Could you repeat, word for word, every line from the one containing "Parse this screenshot: output" through the final line of the records below, and nothing else?

[start]

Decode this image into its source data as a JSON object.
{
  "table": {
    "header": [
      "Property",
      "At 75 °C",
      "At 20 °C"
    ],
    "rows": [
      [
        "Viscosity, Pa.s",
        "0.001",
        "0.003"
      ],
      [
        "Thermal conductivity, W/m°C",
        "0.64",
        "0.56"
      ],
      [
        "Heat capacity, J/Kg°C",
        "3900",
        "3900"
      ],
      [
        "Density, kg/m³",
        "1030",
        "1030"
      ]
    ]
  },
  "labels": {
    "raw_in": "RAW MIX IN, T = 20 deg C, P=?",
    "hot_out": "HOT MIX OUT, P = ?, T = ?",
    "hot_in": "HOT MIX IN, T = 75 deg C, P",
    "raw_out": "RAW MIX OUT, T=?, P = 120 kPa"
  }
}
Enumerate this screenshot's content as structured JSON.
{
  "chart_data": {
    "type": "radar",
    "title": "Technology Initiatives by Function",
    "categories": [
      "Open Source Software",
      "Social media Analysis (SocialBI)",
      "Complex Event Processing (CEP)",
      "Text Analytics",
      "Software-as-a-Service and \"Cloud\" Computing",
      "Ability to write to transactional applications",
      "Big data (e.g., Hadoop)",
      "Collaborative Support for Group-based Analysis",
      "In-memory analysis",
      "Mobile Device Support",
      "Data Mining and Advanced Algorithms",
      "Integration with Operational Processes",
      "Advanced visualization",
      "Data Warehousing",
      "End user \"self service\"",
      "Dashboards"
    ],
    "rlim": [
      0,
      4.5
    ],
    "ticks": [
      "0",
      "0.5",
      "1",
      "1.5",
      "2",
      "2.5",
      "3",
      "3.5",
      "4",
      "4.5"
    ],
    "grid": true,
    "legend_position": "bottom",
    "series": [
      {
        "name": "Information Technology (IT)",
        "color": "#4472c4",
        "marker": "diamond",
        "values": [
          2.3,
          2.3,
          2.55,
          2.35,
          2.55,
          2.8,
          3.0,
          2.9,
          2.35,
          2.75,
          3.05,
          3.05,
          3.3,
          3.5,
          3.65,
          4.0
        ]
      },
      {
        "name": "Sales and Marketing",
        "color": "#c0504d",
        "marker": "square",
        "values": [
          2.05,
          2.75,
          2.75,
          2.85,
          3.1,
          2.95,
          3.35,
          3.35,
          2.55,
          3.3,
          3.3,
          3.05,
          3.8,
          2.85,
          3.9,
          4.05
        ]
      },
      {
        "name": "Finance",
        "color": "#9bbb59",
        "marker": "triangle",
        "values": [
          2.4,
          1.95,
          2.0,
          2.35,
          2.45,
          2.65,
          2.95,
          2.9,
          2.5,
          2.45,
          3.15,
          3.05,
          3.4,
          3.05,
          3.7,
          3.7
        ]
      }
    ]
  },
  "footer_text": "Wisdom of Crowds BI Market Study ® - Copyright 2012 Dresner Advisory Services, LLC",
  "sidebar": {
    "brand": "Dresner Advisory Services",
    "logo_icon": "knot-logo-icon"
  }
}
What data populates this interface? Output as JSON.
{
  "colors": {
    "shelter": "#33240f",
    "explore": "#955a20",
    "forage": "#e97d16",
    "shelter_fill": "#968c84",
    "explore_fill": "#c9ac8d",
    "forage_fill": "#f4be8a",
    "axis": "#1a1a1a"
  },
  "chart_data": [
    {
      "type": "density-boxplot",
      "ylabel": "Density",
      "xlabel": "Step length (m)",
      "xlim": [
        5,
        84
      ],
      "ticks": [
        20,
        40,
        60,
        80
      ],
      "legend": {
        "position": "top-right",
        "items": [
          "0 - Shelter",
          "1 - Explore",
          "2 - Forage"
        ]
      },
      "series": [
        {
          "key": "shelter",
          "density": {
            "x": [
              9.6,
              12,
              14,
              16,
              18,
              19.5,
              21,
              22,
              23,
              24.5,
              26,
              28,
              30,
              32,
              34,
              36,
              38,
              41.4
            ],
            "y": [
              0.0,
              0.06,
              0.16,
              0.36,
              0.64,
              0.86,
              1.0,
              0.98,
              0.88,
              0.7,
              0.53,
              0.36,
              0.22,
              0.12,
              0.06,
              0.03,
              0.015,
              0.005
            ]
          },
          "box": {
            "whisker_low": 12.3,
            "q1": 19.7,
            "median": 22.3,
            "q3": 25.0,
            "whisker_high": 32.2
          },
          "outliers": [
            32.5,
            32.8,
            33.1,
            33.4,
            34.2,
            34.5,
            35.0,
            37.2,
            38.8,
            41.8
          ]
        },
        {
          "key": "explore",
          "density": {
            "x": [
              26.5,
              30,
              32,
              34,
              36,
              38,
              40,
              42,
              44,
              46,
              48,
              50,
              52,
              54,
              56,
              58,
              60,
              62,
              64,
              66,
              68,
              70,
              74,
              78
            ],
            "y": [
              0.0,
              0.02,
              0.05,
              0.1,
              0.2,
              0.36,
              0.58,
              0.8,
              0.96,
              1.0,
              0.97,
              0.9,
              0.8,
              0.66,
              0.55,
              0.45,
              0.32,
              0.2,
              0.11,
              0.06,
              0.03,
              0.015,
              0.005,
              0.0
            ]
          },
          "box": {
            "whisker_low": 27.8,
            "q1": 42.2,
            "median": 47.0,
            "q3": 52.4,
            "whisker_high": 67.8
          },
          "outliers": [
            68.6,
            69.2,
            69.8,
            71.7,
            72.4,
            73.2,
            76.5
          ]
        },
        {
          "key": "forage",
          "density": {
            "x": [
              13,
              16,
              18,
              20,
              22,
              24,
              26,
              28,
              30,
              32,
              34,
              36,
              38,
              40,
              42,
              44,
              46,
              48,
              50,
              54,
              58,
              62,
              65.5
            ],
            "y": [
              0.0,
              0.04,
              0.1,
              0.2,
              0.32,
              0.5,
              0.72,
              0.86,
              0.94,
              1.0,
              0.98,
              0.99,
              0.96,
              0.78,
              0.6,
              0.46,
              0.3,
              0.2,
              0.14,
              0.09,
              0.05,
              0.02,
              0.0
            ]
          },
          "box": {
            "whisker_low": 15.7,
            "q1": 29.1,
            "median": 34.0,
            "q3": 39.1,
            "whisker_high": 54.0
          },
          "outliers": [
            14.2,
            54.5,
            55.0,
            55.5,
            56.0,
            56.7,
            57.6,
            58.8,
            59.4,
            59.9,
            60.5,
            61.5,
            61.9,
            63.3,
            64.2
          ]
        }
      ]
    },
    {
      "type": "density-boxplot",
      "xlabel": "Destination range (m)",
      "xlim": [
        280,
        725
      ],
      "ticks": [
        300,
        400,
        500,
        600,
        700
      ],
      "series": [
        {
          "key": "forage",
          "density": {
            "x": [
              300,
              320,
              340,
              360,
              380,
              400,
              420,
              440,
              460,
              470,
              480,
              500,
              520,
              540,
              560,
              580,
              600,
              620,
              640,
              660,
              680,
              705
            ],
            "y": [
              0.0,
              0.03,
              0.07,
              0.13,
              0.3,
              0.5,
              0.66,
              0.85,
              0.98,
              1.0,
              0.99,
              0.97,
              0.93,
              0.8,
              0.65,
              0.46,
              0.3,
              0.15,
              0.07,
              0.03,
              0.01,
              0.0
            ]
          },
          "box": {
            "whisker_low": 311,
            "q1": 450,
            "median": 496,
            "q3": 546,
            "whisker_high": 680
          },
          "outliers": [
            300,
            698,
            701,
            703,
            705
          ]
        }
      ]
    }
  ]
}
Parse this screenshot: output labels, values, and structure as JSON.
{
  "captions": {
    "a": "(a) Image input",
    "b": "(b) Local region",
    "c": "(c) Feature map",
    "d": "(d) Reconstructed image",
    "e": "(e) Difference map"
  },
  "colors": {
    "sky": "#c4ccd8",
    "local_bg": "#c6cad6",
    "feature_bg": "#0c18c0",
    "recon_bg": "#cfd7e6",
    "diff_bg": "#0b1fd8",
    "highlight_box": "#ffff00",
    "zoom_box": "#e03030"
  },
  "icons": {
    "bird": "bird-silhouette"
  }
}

[end]

_ANSWER TO THIS EXERCISE_.
Parse this screenshot: output labels, values, and structure as JSON.
{
  "captions": {
    "a": "(a) Image input",
    "b": "(b) Local region",
    "c": "(c) Feature map",
    "d": "(d) Reconstructed image",
    "e": "(e) Difference map"
  },
  "colors": {
    "sky": "#c4ccd8",
    "local_bg": "#c6cad6",
    "feature_bg": "#0c18c0",
    "recon_bg": "#cfd7e6",
    "diff_bg": "#0b1fd8",
    "highlight_box": "#ffff00",
    "zoom_box": "#e03030"
  },
  "icons": {
    "bird": "bird-silhouette"
  }
}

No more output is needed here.